Scan the following material for the string "rise" and copy each line in which it appears.

-- START Materials provided --

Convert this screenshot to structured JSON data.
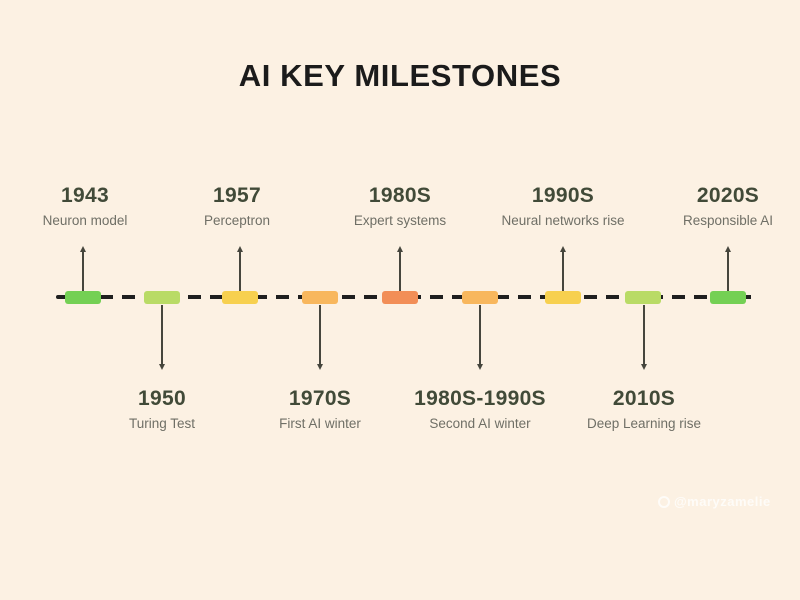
{
  "page": {
    "title": "AI KEY MILESTONES",
    "background_color": "#FCF1E3",
    "watermark": "@maryzamelie"
  },
  "timeline": {
    "orientation": "horizontal-dashed",
    "top_milestones": [
      {
        "year": "1943",
        "label": "Neuron model"
      },
      {
        "year": "1957",
        "label": "Perceptron"
      },
      {
        "year": "1980S",
        "label": "Expert systems"
      },
      {
        "year": "1990S",
        "label": "Neural networks rise"
      },
      {
        "year": "2020S",
        "label": "Responsible AI"
      }
    ],
    "bottom_milestones": [
      {
        "year": "1950",
        "label": "Turing Test"
      },
      {
        "year": "1970S",
        "label": "First AI winter"
      },
      {
        "year": "1980S-1990S",
        "label": "Second AI winter"
      },
      {
        "year": "2010S",
        "label": "Deep Learning rise"
      }
    ],
    "segments": [
      {
        "color": "#74D054"
      },
      {
        "color": "#B9DB66"
      },
      {
        "color": "#F7D04F"
      },
      {
        "color": "#F8B75D"
      },
      {
        "color": "#F28E57"
      },
      {
        "color": "#F8B75D"
      },
      {
        "color": "#F7D04F"
      },
      {
        "color": "#B9DB66"
      },
      {
        "color": "#74D054"
      }
    ]
  },
  "colors": {
    "background": "#FCF1E3",
    "title_text": "#1B1B1B",
    "year_text": "#414A38",
    "label_text": "#6F6F66",
    "line": "#1F1F1F",
    "stem": "#46463D"
  }
}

-- END Materials provided --

The completed task =
        "label": "Neural networks rise"
        "label": "Deep Learning rise"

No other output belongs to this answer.